── PROVIDED MATERIAL ──

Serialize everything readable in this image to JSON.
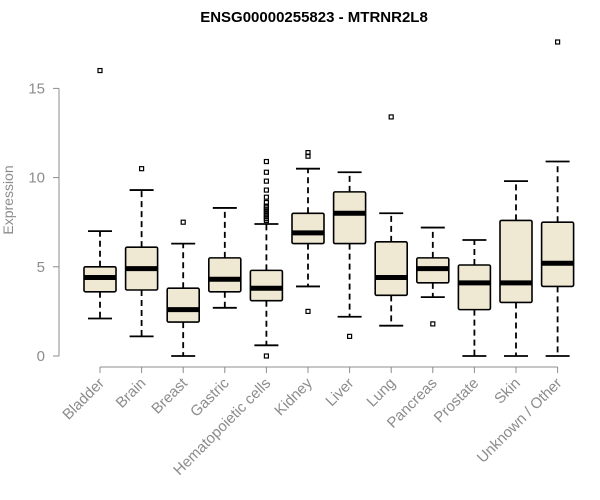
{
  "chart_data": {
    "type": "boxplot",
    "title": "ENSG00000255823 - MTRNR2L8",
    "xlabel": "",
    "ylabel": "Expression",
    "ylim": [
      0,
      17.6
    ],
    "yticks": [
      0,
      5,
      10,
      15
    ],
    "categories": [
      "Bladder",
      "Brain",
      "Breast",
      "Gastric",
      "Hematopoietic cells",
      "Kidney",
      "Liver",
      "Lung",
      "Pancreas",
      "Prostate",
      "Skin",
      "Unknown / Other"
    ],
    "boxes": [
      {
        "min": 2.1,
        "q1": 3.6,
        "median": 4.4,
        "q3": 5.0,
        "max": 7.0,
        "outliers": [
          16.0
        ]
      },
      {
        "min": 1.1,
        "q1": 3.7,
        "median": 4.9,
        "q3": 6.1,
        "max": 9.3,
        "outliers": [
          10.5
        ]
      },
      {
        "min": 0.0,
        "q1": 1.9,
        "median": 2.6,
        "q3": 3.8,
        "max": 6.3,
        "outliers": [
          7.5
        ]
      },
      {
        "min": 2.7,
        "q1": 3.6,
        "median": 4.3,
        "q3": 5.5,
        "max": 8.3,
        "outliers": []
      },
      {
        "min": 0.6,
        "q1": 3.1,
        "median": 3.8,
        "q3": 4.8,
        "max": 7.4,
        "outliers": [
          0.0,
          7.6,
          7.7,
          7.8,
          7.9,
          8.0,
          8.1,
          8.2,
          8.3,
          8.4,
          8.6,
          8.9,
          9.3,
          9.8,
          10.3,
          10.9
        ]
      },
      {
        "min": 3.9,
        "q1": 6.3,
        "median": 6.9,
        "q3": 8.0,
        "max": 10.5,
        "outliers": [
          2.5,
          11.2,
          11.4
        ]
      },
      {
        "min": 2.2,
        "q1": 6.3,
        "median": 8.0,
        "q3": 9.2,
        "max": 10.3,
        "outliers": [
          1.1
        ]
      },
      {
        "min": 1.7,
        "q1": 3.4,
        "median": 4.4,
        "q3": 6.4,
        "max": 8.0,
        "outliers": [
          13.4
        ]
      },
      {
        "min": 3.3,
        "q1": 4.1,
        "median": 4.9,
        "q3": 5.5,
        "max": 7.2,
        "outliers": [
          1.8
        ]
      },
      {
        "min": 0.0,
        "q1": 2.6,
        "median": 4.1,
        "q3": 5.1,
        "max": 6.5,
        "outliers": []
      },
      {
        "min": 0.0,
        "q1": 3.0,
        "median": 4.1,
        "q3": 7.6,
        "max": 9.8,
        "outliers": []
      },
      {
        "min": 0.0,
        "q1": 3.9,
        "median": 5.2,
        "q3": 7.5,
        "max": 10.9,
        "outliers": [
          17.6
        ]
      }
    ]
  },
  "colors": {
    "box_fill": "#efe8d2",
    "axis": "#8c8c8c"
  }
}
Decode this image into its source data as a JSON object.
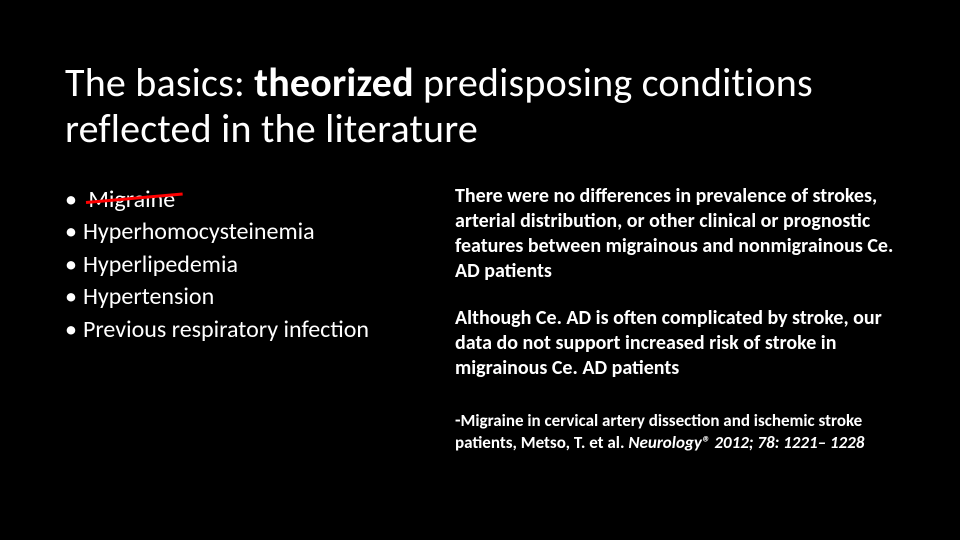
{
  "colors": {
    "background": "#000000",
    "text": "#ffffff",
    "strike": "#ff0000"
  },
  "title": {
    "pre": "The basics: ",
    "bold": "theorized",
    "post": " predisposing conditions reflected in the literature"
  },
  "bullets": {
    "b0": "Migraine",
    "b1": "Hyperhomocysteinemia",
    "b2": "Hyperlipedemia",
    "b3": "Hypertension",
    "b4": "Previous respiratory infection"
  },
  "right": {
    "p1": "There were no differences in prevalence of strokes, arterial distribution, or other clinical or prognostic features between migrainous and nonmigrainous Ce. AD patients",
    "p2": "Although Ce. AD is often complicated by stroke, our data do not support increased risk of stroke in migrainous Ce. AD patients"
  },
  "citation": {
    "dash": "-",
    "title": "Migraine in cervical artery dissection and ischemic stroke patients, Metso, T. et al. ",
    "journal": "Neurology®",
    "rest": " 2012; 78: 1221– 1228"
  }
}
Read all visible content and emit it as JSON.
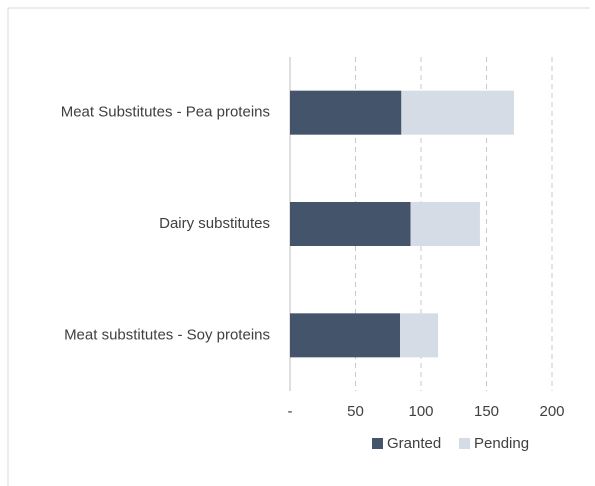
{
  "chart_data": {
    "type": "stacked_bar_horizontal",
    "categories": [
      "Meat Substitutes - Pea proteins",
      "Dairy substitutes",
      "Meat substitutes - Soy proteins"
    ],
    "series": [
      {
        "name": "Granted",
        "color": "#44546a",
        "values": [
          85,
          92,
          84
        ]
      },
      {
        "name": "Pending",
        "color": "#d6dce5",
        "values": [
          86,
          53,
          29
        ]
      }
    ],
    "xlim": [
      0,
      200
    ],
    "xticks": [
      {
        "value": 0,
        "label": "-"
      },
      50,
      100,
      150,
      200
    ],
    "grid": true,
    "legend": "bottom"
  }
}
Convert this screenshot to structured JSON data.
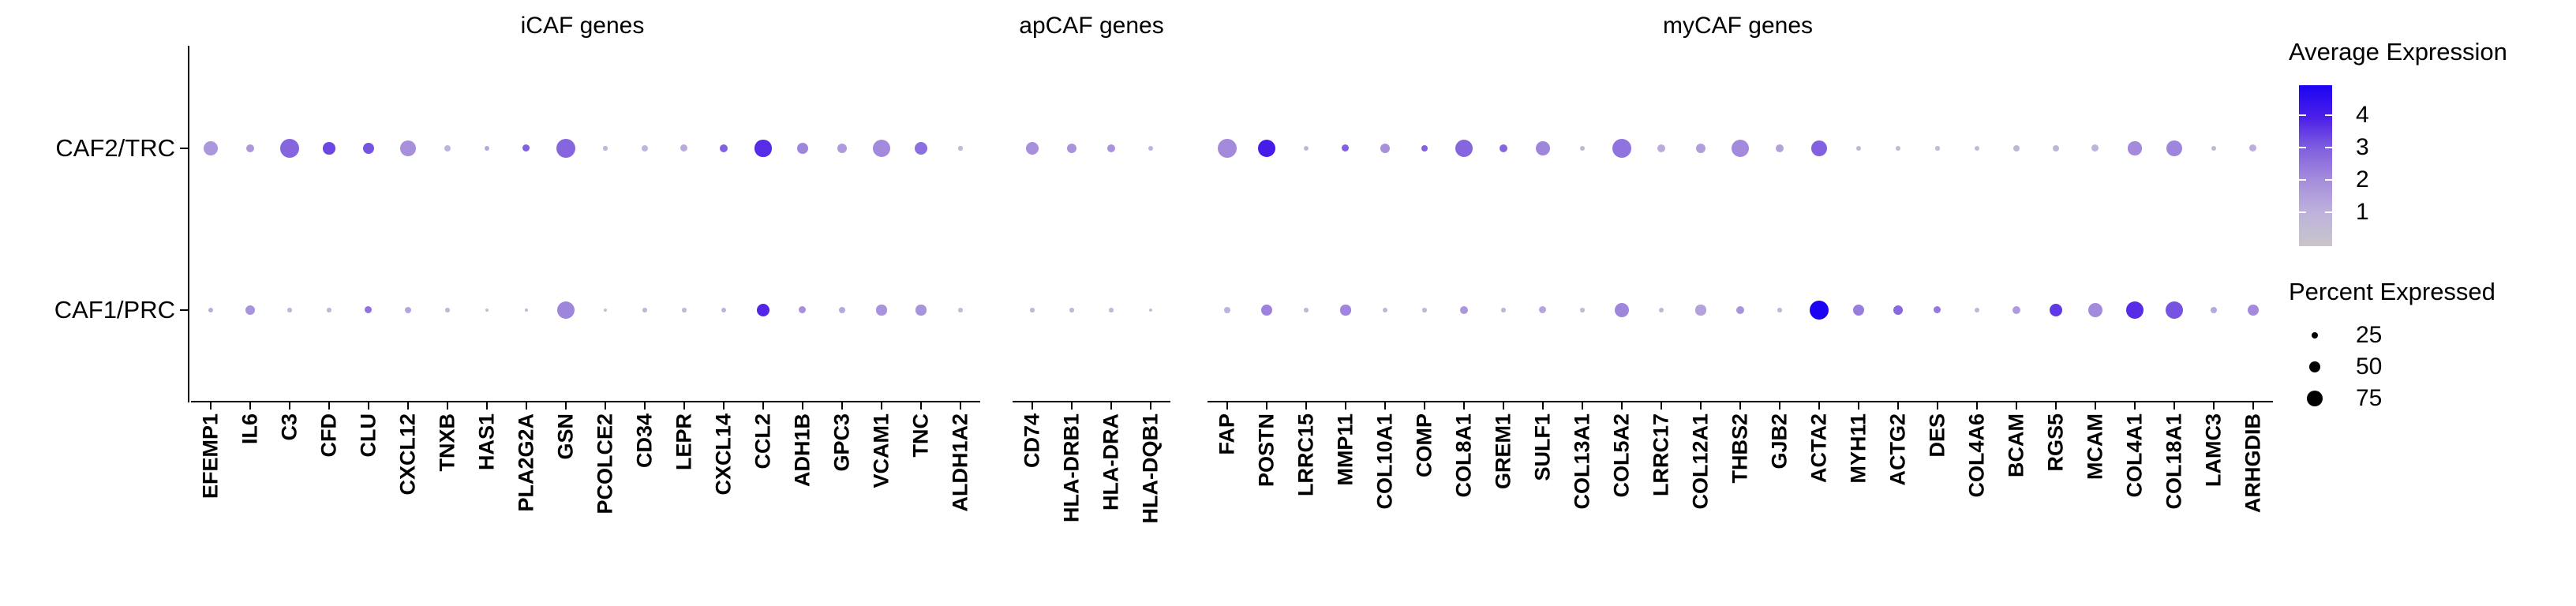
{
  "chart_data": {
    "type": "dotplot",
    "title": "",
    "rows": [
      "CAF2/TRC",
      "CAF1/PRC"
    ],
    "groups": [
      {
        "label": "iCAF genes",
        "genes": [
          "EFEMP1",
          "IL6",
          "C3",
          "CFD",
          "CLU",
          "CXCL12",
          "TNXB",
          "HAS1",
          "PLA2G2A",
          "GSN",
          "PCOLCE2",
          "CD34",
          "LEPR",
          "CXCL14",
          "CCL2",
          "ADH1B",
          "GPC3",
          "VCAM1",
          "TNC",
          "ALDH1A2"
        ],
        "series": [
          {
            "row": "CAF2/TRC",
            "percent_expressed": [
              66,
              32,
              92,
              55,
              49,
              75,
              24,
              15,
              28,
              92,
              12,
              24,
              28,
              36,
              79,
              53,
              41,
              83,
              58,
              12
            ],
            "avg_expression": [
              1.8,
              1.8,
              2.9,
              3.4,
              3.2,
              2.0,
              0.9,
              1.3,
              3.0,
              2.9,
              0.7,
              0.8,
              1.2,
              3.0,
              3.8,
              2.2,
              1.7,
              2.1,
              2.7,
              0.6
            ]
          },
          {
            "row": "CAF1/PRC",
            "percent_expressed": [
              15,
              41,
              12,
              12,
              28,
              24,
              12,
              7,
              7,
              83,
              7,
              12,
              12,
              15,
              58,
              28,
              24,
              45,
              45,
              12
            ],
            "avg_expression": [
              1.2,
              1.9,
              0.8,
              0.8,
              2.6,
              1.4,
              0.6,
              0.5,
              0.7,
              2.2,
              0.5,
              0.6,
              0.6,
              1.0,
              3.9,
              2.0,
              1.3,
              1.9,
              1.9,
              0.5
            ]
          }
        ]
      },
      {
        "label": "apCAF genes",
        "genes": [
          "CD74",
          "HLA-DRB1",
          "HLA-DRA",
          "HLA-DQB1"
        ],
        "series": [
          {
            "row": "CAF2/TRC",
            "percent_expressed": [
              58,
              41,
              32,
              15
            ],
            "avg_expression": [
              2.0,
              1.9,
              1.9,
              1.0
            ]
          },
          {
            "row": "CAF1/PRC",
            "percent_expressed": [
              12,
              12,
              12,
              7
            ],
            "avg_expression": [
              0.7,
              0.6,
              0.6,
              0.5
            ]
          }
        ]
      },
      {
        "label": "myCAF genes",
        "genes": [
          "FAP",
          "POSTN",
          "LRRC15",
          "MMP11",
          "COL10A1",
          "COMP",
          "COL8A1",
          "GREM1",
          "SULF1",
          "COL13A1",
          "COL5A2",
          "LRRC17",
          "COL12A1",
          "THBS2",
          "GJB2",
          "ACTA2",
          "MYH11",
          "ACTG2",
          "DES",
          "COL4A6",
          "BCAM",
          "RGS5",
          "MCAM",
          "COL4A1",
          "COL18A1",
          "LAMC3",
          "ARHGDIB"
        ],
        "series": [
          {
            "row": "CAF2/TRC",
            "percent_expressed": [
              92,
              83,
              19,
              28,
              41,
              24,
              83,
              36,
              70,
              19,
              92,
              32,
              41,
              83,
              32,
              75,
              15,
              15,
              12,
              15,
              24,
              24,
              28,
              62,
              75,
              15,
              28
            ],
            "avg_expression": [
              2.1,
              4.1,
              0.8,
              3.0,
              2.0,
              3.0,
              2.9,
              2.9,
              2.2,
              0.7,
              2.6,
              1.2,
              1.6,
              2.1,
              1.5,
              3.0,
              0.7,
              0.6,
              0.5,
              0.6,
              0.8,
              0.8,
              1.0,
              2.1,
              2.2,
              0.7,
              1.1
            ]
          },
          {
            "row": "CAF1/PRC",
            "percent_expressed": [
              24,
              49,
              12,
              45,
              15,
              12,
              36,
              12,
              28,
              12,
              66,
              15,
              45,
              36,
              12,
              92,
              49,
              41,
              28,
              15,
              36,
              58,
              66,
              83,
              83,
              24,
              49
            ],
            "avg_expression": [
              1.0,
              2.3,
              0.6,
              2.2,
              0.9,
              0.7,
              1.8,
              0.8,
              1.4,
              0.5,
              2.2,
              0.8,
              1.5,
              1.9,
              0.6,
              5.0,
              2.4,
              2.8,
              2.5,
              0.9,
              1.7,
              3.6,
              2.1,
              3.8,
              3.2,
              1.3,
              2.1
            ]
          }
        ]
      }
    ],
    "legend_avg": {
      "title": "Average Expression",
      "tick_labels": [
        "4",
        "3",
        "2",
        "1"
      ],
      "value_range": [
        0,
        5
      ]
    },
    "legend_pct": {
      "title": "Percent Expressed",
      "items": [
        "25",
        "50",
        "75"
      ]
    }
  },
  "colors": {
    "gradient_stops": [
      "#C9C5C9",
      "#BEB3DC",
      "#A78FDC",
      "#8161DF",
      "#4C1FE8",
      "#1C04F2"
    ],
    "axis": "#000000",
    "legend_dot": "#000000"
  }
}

───

TASK TO CARRY OUT
Filter the preceding entries down to the lines with "proteins".

SOLUTION BELOW
      "Meat Substitutes - Pea proteins",
      "Meat substitutes - Soy proteins"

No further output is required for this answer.